▸ **Requirements**: Lines that contain "renene" are to be counted; give only their number.

■ ■ ■ ■ ■

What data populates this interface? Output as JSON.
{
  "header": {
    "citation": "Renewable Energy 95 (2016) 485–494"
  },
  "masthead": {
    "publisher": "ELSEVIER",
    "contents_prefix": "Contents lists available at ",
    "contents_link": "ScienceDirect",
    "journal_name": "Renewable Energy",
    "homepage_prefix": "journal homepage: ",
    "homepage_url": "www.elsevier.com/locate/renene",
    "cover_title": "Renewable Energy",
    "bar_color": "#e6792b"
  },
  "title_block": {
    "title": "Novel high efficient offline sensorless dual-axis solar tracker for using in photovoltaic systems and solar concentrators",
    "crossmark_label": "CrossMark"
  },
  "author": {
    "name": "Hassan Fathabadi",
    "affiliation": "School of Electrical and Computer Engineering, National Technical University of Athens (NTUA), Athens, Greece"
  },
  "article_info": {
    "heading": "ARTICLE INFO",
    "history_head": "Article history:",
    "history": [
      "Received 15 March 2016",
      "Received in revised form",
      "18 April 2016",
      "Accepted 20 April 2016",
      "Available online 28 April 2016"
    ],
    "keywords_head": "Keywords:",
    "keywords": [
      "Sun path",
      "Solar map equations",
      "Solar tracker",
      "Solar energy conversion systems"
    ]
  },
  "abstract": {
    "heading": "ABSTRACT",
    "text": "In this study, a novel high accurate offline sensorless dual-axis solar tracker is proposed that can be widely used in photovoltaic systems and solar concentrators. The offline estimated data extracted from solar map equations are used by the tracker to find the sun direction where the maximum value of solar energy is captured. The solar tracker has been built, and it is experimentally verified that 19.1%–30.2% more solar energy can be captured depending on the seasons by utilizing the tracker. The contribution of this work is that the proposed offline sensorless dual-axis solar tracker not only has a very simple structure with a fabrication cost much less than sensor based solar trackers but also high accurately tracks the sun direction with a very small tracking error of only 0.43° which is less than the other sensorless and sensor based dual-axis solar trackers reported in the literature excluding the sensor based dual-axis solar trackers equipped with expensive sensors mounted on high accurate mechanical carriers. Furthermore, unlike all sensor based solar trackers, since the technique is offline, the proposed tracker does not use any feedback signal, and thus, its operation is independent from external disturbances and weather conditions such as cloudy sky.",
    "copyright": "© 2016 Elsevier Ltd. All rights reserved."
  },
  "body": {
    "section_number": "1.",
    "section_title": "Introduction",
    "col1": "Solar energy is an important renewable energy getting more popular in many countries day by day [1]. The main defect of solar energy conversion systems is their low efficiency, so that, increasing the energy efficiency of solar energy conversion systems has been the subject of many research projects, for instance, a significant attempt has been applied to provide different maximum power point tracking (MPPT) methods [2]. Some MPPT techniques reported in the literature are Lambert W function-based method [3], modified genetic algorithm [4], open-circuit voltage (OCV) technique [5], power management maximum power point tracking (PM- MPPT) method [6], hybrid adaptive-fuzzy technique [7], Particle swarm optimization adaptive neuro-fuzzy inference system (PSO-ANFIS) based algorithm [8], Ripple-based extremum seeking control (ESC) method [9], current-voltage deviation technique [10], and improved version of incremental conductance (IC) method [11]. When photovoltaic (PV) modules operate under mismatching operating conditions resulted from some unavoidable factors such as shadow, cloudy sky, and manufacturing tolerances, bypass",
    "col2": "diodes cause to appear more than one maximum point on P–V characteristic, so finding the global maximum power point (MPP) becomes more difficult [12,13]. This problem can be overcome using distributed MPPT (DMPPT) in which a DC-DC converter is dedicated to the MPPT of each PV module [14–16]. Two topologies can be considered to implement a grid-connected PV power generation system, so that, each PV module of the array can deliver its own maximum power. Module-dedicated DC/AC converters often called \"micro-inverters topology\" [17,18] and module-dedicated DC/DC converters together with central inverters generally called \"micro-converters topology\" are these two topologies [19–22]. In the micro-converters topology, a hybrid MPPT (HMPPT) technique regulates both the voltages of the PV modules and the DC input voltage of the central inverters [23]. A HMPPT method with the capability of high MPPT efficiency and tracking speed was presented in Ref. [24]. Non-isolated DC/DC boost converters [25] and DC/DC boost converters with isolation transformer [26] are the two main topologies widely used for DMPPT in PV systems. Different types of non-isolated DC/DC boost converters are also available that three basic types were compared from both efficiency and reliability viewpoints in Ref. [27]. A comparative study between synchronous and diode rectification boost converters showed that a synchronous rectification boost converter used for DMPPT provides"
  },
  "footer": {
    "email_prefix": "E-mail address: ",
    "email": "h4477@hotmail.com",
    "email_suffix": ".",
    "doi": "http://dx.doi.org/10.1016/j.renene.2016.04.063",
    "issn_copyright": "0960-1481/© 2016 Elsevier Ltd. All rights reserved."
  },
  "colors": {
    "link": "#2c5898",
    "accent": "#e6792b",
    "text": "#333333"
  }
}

■ ■ ■ ■ ■

▸ **Output of the task**: 2